Record extracts Block Start

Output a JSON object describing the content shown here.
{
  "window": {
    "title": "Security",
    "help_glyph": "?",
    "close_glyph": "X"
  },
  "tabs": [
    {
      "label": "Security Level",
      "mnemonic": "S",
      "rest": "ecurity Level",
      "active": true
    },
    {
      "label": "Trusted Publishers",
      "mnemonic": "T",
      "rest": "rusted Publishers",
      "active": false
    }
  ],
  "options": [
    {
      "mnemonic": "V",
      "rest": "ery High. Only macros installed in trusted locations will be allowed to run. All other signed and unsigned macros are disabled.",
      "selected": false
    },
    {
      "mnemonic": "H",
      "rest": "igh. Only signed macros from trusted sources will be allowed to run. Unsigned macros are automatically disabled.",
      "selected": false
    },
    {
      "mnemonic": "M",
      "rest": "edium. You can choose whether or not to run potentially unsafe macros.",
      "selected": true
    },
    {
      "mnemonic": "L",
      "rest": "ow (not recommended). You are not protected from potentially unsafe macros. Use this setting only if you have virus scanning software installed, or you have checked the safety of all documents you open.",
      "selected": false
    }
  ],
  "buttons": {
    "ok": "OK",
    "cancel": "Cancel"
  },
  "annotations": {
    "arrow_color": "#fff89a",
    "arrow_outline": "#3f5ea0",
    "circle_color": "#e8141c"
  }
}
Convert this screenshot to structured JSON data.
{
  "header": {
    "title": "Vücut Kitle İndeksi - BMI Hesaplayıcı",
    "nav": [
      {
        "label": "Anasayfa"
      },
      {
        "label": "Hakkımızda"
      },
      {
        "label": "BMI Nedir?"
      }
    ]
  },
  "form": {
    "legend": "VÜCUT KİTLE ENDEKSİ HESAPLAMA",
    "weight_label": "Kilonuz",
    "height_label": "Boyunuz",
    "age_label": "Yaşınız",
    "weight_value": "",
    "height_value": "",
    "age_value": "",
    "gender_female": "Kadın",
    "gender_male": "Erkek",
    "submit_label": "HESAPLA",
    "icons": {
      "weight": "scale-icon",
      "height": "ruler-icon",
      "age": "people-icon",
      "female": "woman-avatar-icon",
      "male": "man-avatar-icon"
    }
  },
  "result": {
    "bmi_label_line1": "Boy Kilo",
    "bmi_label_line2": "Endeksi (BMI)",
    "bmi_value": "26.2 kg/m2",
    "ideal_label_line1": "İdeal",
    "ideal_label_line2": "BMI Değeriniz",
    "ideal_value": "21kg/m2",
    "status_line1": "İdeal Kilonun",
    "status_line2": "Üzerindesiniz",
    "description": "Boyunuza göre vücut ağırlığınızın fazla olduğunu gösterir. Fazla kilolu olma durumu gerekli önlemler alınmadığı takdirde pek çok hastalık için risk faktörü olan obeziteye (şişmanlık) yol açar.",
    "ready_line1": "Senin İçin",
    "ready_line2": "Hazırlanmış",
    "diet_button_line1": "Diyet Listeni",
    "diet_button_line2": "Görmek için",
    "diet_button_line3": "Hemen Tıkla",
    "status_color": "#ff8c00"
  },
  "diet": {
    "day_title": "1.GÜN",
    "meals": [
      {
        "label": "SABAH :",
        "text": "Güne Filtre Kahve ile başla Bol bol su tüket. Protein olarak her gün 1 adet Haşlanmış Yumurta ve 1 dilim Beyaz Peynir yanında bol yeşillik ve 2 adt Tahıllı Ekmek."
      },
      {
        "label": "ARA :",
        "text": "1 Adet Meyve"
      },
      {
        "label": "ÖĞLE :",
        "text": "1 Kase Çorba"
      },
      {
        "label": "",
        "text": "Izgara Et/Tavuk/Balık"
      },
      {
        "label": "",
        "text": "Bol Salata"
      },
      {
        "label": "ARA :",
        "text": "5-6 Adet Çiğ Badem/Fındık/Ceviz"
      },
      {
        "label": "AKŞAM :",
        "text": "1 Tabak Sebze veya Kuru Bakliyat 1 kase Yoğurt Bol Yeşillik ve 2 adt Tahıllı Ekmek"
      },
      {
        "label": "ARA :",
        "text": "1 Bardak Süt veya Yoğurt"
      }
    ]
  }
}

Record extracts Block End

__Your assignment__
Repeat each entry above, keeping every word exact.

__Task result__
Output a JSON object describing the content shown here.
{
  "window": {
    "title": "Security",
    "help_glyph": "?",
    "close_glyph": "X"
  },
  "tabs": [
    {
      "label": "Security Level",
      "mnemonic": "S",
      "rest": "ecurity Level",
      "active": true
    },
    {
      "label": "Trusted Publishers",
      "mnemonic": "T",
      "rest": "rusted Publishers",
      "active": false
    }
  ],
  "options": [
    {
      "mnemonic": "V",
      "rest": "ery High. Only macros installed in trusted locations will be allowed to run. All other signed and unsigned macros are disabled.",
      "selected": false
    },
    {
      "mnemonic": "H",
      "rest": "igh. Only signed macros from trusted sources will be allowed to run. Unsigned macros are automatically disabled.",
      "selected": false
    },
    {
      "mnemonic": "M",
      "rest": "edium. You can choose whether or not to run potentially unsafe macros.",
      "selected": true
    },
    {
      "mnemonic": "L",
      "rest": "ow (not recommended). You are not protected from potentially unsafe macros. Use this setting only if you have virus scanning software installed, or you have checked the safety of all documents you open.",
      "selected": false
    }
  ],
  "buttons": {
    "ok": "OK",
    "cancel": "Cancel"
  },
  "annotations": {
    "arrow_color": "#fff89a",
    "arrow_outline": "#3f5ea0",
    "circle_color": "#e8141c"
  }
}
Convert this screenshot to structured JSON data.
{
  "header": {
    "title": "Vücut Kitle İndeksi - BMI Hesaplayıcı",
    "nav": [
      {
        "label": "Anasayfa"
      },
      {
        "label": "Hakkımızda"
      },
      {
        "label": "BMI Nedir?"
      }
    ]
  },
  "form": {
    "legend": "VÜCUT KİTLE ENDEKSİ HESAPLAMA",
    "weight_label": "Kilonuz",
    "height_label": "Boyunuz",
    "age_label": "Yaşınız",
    "weight_value": "",
    "height_value": "",
    "age_value": "",
    "gender_female": "Kadın",
    "gender_male": "Erkek",
    "submit_label": "HESAPLA",
    "icons": {
      "weight": "scale-icon",
      "height": "ruler-icon",
      "age": "people-icon",
      "female": "woman-avatar-icon",
      "male": "man-avatar-icon"
    }
  },
  "result": {
    "bmi_label_line1": "Boy Kilo",
    "bmi_label_line2": "Endeksi (BMI)",
    "bmi_value": "26.2 kg/m2",
    "ideal_label_line1": "İdeal",
    "ideal_label_line2": "BMI Değeriniz",
    "ideal_value": "21kg/m2",
    "status_line1": "İdeal Kilonun",
    "status_line2": "Üzerindesiniz",
    "description": "Boyunuza göre vücut ağırlığınızın fazla olduğunu gösterir. Fazla kilolu olma durumu gerekli önlemler alınmadığı takdirde pek çok hastalık için risk faktörü olan obeziteye (şişmanlık) yol açar.",
    "ready_line1": "Senin İçin",
    "ready_line2": "Hazırlanmış",
    "diet_button_line1": "Diyet Listeni",
    "diet_button_line2": "Görmek için",
    "diet_button_line3": "Hemen Tıkla",
    "status_color": "#ff8c00"
  },
  "diet": {
    "day_title": "1.GÜN",
    "meals": [
      {
        "label": "SABAH :",
        "text": "Güne Filtre Kahve ile başla Bol bol su tüket. Protein olarak her gün 1 adet Haşlanmış Yumurta ve 1 dilim Beyaz Peynir yanında bol yeşillik ve 2 adt Tahıllı Ekmek."
      },
      {
        "label": "ARA :",
        "text": "1 Adet Meyve"
      },
      {
        "label": "ÖĞLE :",
        "text": "1 Kase Çorba"
      },
      {
        "label": "",
        "text": "Izgara Et/Tavuk/Balık"
      },
      {
        "label": "",
        "text": "Bol Salata"
      },
      {
        "label": "ARA :",
        "text": "5-6 Adet Çiğ Badem/Fındık/Ceviz"
      },
      {
        "label": "AKŞAM :",
        "text": "1 Tabak Sebze veya Kuru Bakliyat 1 kase Yoğurt Bol Yeşillik ve 2 adt Tahıllı Ekmek"
      },
      {
        "label": "ARA :",
        "text": "1 Bardak Süt veya Yoğurt"
      }
    ]
  }
}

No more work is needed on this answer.